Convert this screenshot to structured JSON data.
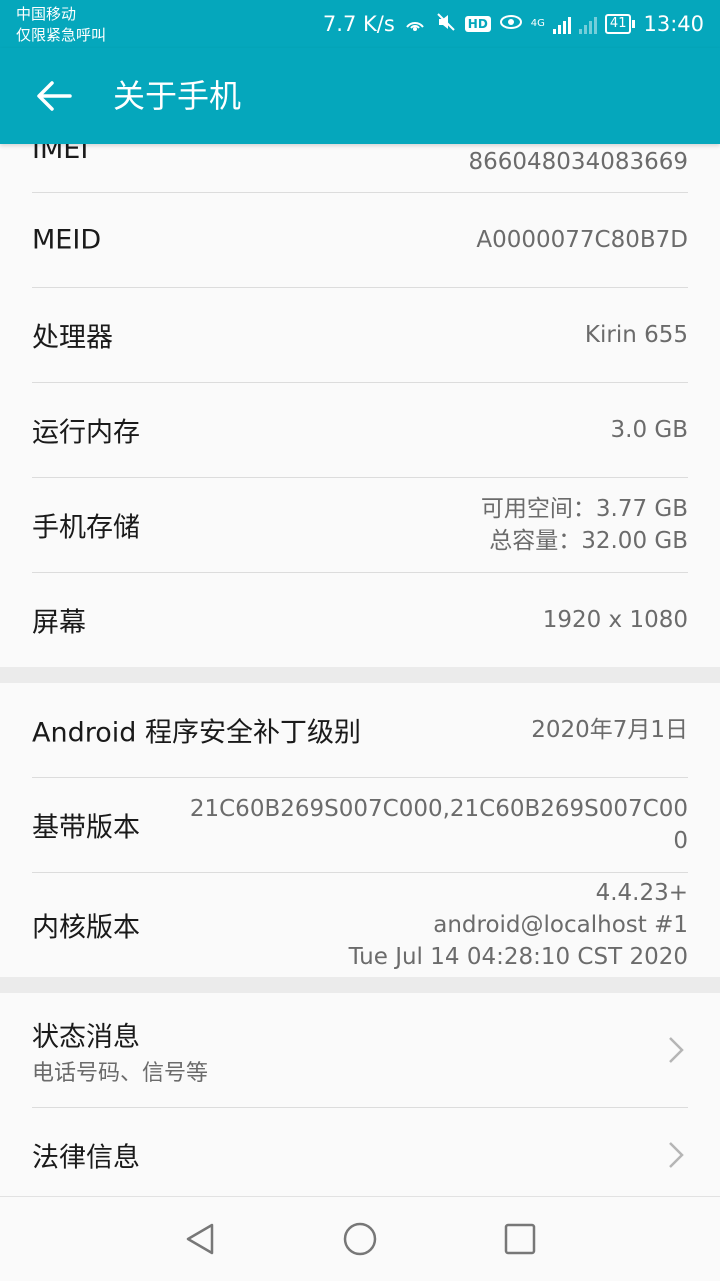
{
  "status_bar": {
    "carrier_line1": "中国移动",
    "carrier_line2": "仅限紧急呼叫",
    "speed": "7.7 K/s",
    "hd": "HD",
    "network": "4G",
    "battery": "41",
    "time": "13:40",
    "icons": [
      "hotspot-icon",
      "mute-icon",
      "hd-icon",
      "eye-icon",
      "signal-icon",
      "signal-empty-icon",
      "battery-icon"
    ]
  },
  "app_bar": {
    "title": "关于手机",
    "back_icon": "arrow-left-icon"
  },
  "items": {
    "imei": {
      "label": "IMEI",
      "value": "866048034083669"
    },
    "meid": {
      "label": "MEID",
      "value": "A0000077C80B7D"
    },
    "processor": {
      "label": "处理器",
      "value": "Kirin 655"
    },
    "ram": {
      "label": "运行内存",
      "value": "3.0 GB"
    },
    "storage": {
      "label": "手机存储",
      "available": "可用空间：3.77  GB",
      "total": "总容量：32.00  GB"
    },
    "screen": {
      "label": "屏幕",
      "value": "1920 x 1080"
    },
    "patch": {
      "label": "Android 程序安全补丁级别",
      "value": "2020年7月1日"
    },
    "baseband": {
      "label": "基带版本",
      "value_line1": "21C60B269S007C000,21C60B269S007C00",
      "value_line2": "0"
    },
    "kernel": {
      "label": "内核版本",
      "value_line1": "4.4.23+",
      "value_line2": "android@localhost #1",
      "value_line3": "Tue Jul 14 04:28:10 CST 2020"
    },
    "status": {
      "label": "状态消息",
      "sub": "电话号码、信号等"
    },
    "legal": {
      "label": "法律信息"
    }
  },
  "colors": {
    "accent": "#05a7bc",
    "background": "#fafafa",
    "divider": "#dcdcdc",
    "value_text": "#6b6b6b"
  }
}
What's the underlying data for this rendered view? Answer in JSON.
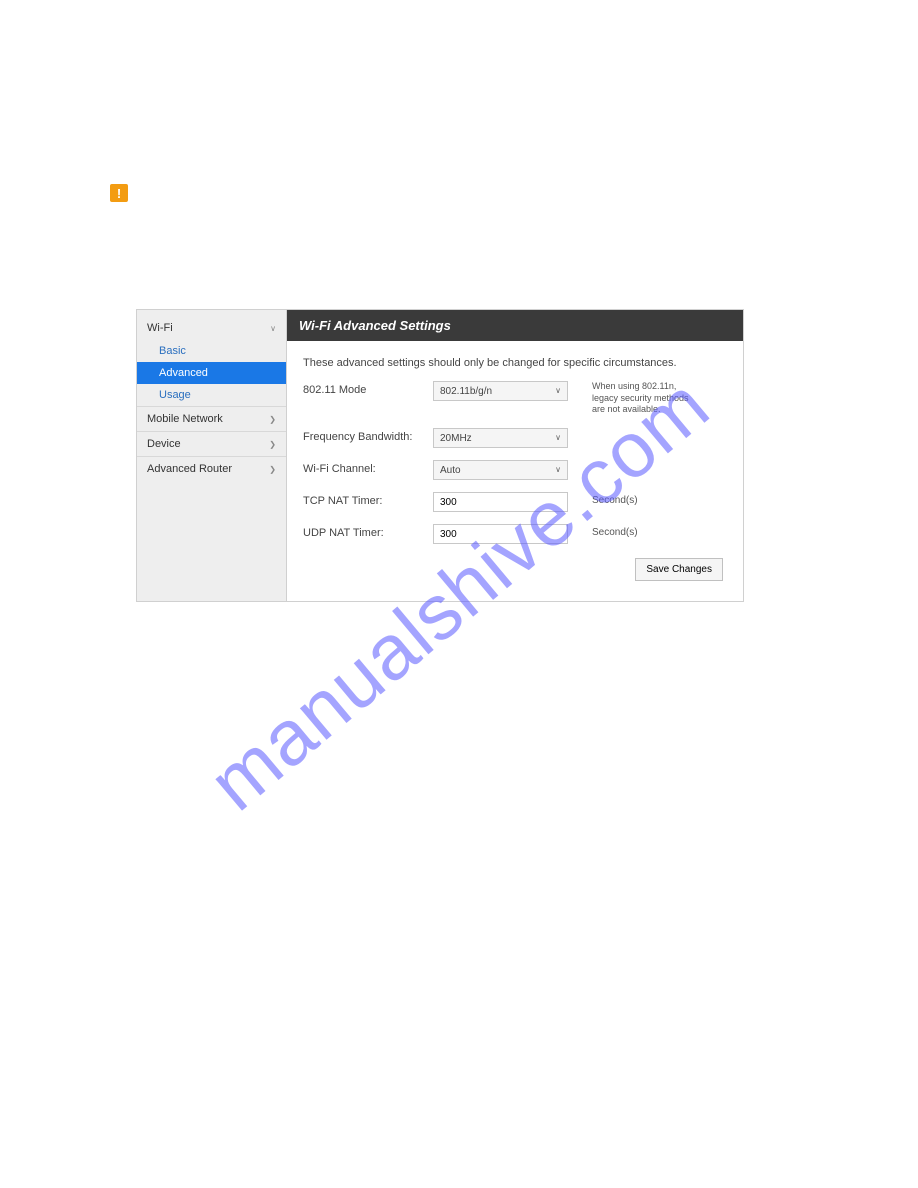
{
  "caution_glyph": "!",
  "sidebar": {
    "wifi_label": "Wi-Fi",
    "basic_label": "Basic",
    "advanced_label": "Advanced",
    "usage_label": "Usage",
    "mobile_label": "Mobile Network",
    "device_label": "Device",
    "router_label": "Advanced Router"
  },
  "content": {
    "header": "Wi-Fi Advanced Settings",
    "intro": "These advanced settings should only be changed for specific circumstances.",
    "mode_label": "802.11 Mode",
    "mode_value": "802.11b/g/n",
    "mode_note": "When using 802.11n, legacy security methods are not available.",
    "bandwidth_label": "Frequency Bandwidth:",
    "bandwidth_value": "20MHz",
    "channel_label": "Wi-Fi Channel:",
    "channel_value": "Auto",
    "tcp_label": "TCP NAT Timer:",
    "tcp_value": "300",
    "tcp_suffix": "Second(s)",
    "udp_label": "UDP NAT Timer:",
    "udp_value": "300",
    "udp_suffix": "Second(s)",
    "save_label": "Save Changes"
  },
  "watermark": "manualshive.com"
}
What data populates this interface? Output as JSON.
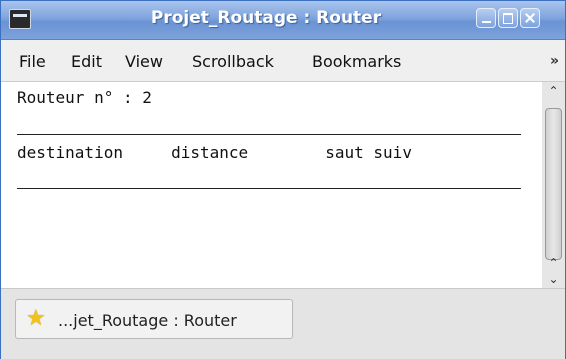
{
  "window": {
    "title": "Projet_Routage : Router"
  },
  "menu": {
    "items": [
      "File",
      "Edit",
      "View",
      "Scrollback",
      "Bookmarks"
    ],
    "overflow": "»"
  },
  "terminal": {
    "lines": [
      "Routeur n° : 2",
      "destination     distance        saut suiv"
    ]
  },
  "tab": {
    "label": "...jet_Routage : Router",
    "icon": "star-icon"
  },
  "colors": {
    "titlebar_accent": "#6a93d4",
    "tab_icon": "#f0c21b"
  }
}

----------

= TASK =
Omit the pictures, and quote the material above exactly as given.

= THE RESULT =
Convert this screenshot to structured JSON data.
{
  "status_bar": {
    "carrier_line1": "中国移动",
    "carrier_line2": "仅限紧急呼叫",
    "speed": "7.7 K/s",
    "hd": "HD",
    "network": "4G",
    "battery": "41",
    "time": "13:40",
    "icons": [
      "hotspot-icon",
      "mute-icon",
      "hd-icon",
      "eye-icon",
      "signal-icon",
      "signal-empty-icon",
      "battery-icon"
    ]
  },
  "app_bar": {
    "title": "关于手机",
    "back_icon": "arrow-left-icon"
  },
  "items": {
    "imei": {
      "label": "IMEI",
      "value": "866048034083669"
    },
    "meid": {
      "label": "MEID",
      "value": "A0000077C80B7D"
    },
    "processor": {
      "label": "处理器",
      "value": "Kirin 655"
    },
    "ram": {
      "label": "运行内存",
      "value": "3.0 GB"
    },
    "storage": {
      "label": "手机存储",
      "available": "可用空间：3.77  GB",
      "total": "总容量：32.00  GB"
    },
    "screen": {
      "label": "屏幕",
      "value": "1920 x 1080"
    },
    "patch": {
      "label": "Android 程序安全补丁级别",
      "value": "2020年7月1日"
    },
    "baseband": {
      "label": "基带版本",
      "value_line1": "21C60B269S007C000,21C60B269S007C00",
      "value_line2": "0"
    },
    "kernel": {
      "label": "内核版本",
      "value_line1": "4.4.23+",
      "value_line2": "android@localhost #1",
      "value_line3": "Tue Jul 14 04:28:10 CST 2020"
    },
    "status": {
      "label": "状态消息",
      "sub": "电话号码、信号等"
    },
    "legal": {
      "label": "法律信息"
    }
  },
  "colors": {
    "accent": "#05a7bc",
    "background": "#fafafa",
    "divider": "#dcdcdc",
    "value_text": "#6b6b6b"
  }
}
What's the underlying data for this rendered view? Answer in JSON.
{
  "caution_glyph": "!",
  "sidebar": {
    "wifi_label": "Wi-Fi",
    "basic_label": "Basic",
    "advanced_label": "Advanced",
    "usage_label": "Usage",
    "mobile_label": "Mobile Network",
    "device_label": "Device",
    "router_label": "Advanced Router"
  },
  "content": {
    "header": "Wi-Fi Advanced Settings",
    "intro": "These advanced settings should only be changed for specific circumstances.",
    "mode_label": "802.11 Mode",
    "mode_value": "802.11b/g/n",
    "mode_note": "When using 802.11n, legacy security methods are not available.",
    "bandwidth_label": "Frequency Bandwidth:",
    "bandwidth_value": "20MHz",
    "channel_label": "Wi-Fi Channel:",
    "channel_value": "Auto",
    "tcp_label": "TCP NAT Timer:",
    "tcp_value": "300",
    "tcp_suffix": "Second(s)",
    "udp_label": "UDP NAT Timer:",
    "udp_value": "300",
    "udp_suffix": "Second(s)",
    "save_label": "Save Changes"
  },
  "watermark": "manualshive.com"
}
What data populates this interface? Output as JSON.
{
  "window": {
    "title": "Projet_Routage : Router"
  },
  "menu": {
    "items": [
      "File",
      "Edit",
      "View",
      "Scrollback",
      "Bookmarks"
    ],
    "overflow": "»"
  },
  "terminal": {
    "lines": [
      "Routeur n° : 2",
      "destination     distance        saut suiv"
    ]
  },
  "tab": {
    "label": "...jet_Routage : Router",
    "icon": "star-icon"
  },
  "colors": {
    "titlebar_accent": "#6a93d4",
    "tab_icon": "#f0c21b"
  }
}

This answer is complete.